[AVAILABLE RECORDS]:
:::::

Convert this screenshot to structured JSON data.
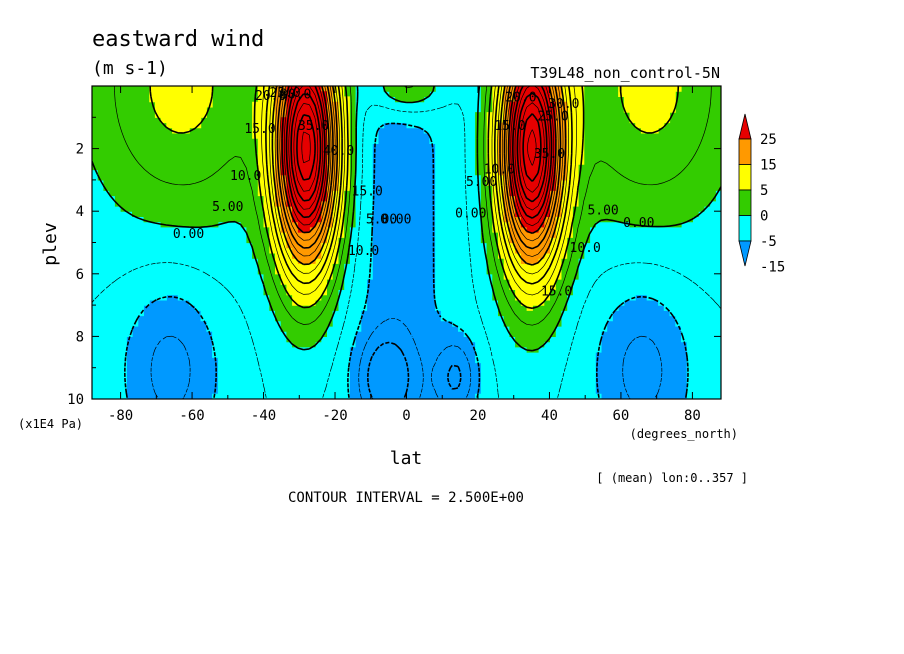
{
  "chart_data": {
    "type": "contour",
    "title": "eastward wind",
    "units": "(m s-1)",
    "run_label": "T39L48_non_control-5N",
    "xlabel": "lat",
    "x_units": "(degrees_north)",
    "ylabel": "plev",
    "y_units": "(x1E4 Pa)",
    "xlim": [
      -88,
      88
    ],
    "ylim": [
      10,
      0
    ],
    "x_ticks": [
      -80,
      -60,
      -40,
      -20,
      0,
      20,
      40,
      60,
      80
    ],
    "x_tick_labels": [
      "-80",
      "-60",
      "-40",
      "-20",
      "0",
      "20",
      "40",
      "60",
      "80"
    ],
    "y_ticks": [
      2,
      4,
      6,
      8,
      10
    ],
    "y_tick_labels": [
      "2",
      "4",
      "6",
      "8",
      "10"
    ],
    "mean_note": "[ (mean) lon:0..357 ]",
    "contour_interval_text": "CONTOUR INTERVAL = 2.500E+00",
    "contour_interval": 2.5,
    "jets": [
      {
        "lat": -28,
        "plev": 2.0,
        "max": 45
      },
      {
        "lat": 35,
        "plev": 2.0,
        "max": 45
      }
    ],
    "colorbar": {
      "levels": [
        -15,
        -5,
        0,
        5,
        15,
        25
      ],
      "labels": [
        "25",
        "15",
        "5",
        "0",
        "-5",
        "-15"
      ],
      "colors": [
        "#e60000",
        "#ff9900",
        "#ffff00",
        "#33cc00",
        "#00ffff",
        "#0099ff"
      ]
    },
    "contour_labels": [
      {
        "text": "0.00",
        "lat": -61,
        "plev": 4.85
      },
      {
        "text": "5.00",
        "lat": -50,
        "plev": 4.0
      },
      {
        "text": "10.0",
        "lat": -45,
        "plev": 3.0
      },
      {
        "text": "15.0",
        "lat": -41,
        "plev": 1.5
      },
      {
        "text": "20.0",
        "lat": -38,
        "plev": 0.45
      },
      {
        "text": "25.0",
        "lat": -34,
        "plev": 0.35
      },
      {
        "text": "30.0",
        "lat": -31,
        "plev": 0.4
      },
      {
        "text": "35.0",
        "lat": -26,
        "plev": 1.4
      },
      {
        "text": "40.0",
        "lat": -19,
        "plev": 2.2
      },
      {
        "text": "15.0",
        "lat": -11,
        "plev": 3.5
      },
      {
        "text": "10.0",
        "lat": -12,
        "plev": 5.4
      },
      {
        "text": "5.00",
        "lat": -7,
        "plev": 4.4
      },
      {
        "text": "0.00",
        "lat": -3,
        "plev": 4.4
      },
      {
        "text": "0.00",
        "lat": 18,
        "plev": 4.2
      },
      {
        "text": "5.00",
        "lat": 21,
        "plev": 3.2
      },
      {
        "text": "10.0",
        "lat": 26,
        "plev": 2.8
      },
      {
        "text": "15.0",
        "lat": 29,
        "plev": 1.4
      },
      {
        "text": "20.0",
        "lat": 32,
        "plev": 0.5
      },
      {
        "text": "25.0",
        "lat": 41,
        "plev": 1.1
      },
      {
        "text": "30.0",
        "lat": 44,
        "plev": 0.7
      },
      {
        "text": "35.0",
        "lat": 40,
        "plev": 2.3
      },
      {
        "text": "15.0",
        "lat": 42,
        "plev": 6.7
      },
      {
        "text": "10.0",
        "lat": 50,
        "plev": 5.3
      },
      {
        "text": "5.00",
        "lat": 55,
        "plev": 4.1
      },
      {
        "text": "0.00",
        "lat": 65,
        "plev": 4.5
      }
    ]
  }
}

:::::

[EXERCISE GOAL]:
Extract every line of the data exactly; pictures stay out.

[FINISHED ANSWER]:
Convert this screenshot to structured JSON data.
{
  "chart_data": {
    "type": "contour",
    "title": "eastward wind",
    "units": "(m s-1)",
    "run_label": "T39L48_non_control-5N",
    "xlabel": "lat",
    "x_units": "(degrees_north)",
    "ylabel": "plev",
    "y_units": "(x1E4 Pa)",
    "xlim": [
      -88,
      88
    ],
    "ylim": [
      10,
      0
    ],
    "x_ticks": [
      -80,
      -60,
      -40,
      -20,
      0,
      20,
      40,
      60,
      80
    ],
    "x_tick_labels": [
      "-80",
      "-60",
      "-40",
      "-20",
      "0",
      "20",
      "40",
      "60",
      "80"
    ],
    "y_ticks": [
      2,
      4,
      6,
      8,
      10
    ],
    "y_tick_labels": [
      "2",
      "4",
      "6",
      "8",
      "10"
    ],
    "mean_note": "[ (mean) lon:0..357 ]",
    "contour_interval_text": "CONTOUR INTERVAL = 2.500E+00",
    "contour_interval": 2.5,
    "jets": [
      {
        "lat": -28,
        "plev": 2.0,
        "max": 45
      },
      {
        "lat": 35,
        "plev": 2.0,
        "max": 45
      }
    ],
    "colorbar": {
      "levels": [
        -15,
        -5,
        0,
        5,
        15,
        25
      ],
      "labels": [
        "25",
        "15",
        "5",
        "0",
        "-5",
        "-15"
      ],
      "colors": [
        "#e60000",
        "#ff9900",
        "#ffff00",
        "#33cc00",
        "#00ffff",
        "#0099ff"
      ]
    },
    "contour_labels": [
      {
        "text": "0.00",
        "lat": -61,
        "plev": 4.85
      },
      {
        "text": "5.00",
        "lat": -50,
        "plev": 4.0
      },
      {
        "text": "10.0",
        "lat": -45,
        "plev": 3.0
      },
      {
        "text": "15.0",
        "lat": -41,
        "plev": 1.5
      },
      {
        "text": "20.0",
        "lat": -38,
        "plev": 0.45
      },
      {
        "text": "25.0",
        "lat": -34,
        "plev": 0.35
      },
      {
        "text": "30.0",
        "lat": -31,
        "plev": 0.4
      },
      {
        "text": "35.0",
        "lat": -26,
        "plev": 1.4
      },
      {
        "text": "40.0",
        "lat": -19,
        "plev": 2.2
      },
      {
        "text": "15.0",
        "lat": -11,
        "plev": 3.5
      },
      {
        "text": "10.0",
        "lat": -12,
        "plev": 5.4
      },
      {
        "text": "5.00",
        "lat": -7,
        "plev": 4.4
      },
      {
        "text": "0.00",
        "lat": -3,
        "plev": 4.4
      },
      {
        "text": "0.00",
        "lat": 18,
        "plev": 4.2
      },
      {
        "text": "5.00",
        "lat": 21,
        "plev": 3.2
      },
      {
        "text": "10.0",
        "lat": 26,
        "plev": 2.8
      },
      {
        "text": "15.0",
        "lat": 29,
        "plev": 1.4
      },
      {
        "text": "20.0",
        "lat": 32,
        "plev": 0.5
      },
      {
        "text": "25.0",
        "lat": 41,
        "plev": 1.1
      },
      {
        "text": "30.0",
        "lat": 44,
        "plev": 0.7
      },
      {
        "text": "35.0",
        "lat": 40,
        "plev": 2.3
      },
      {
        "text": "15.0",
        "lat": 42,
        "plev": 6.7
      },
      {
        "text": "10.0",
        "lat": 50,
        "plev": 5.3
      },
      {
        "text": "5.00",
        "lat": 55,
        "plev": 4.1
      },
      {
        "text": "0.00",
        "lat": 65,
        "plev": 4.5
      }
    ]
  }
}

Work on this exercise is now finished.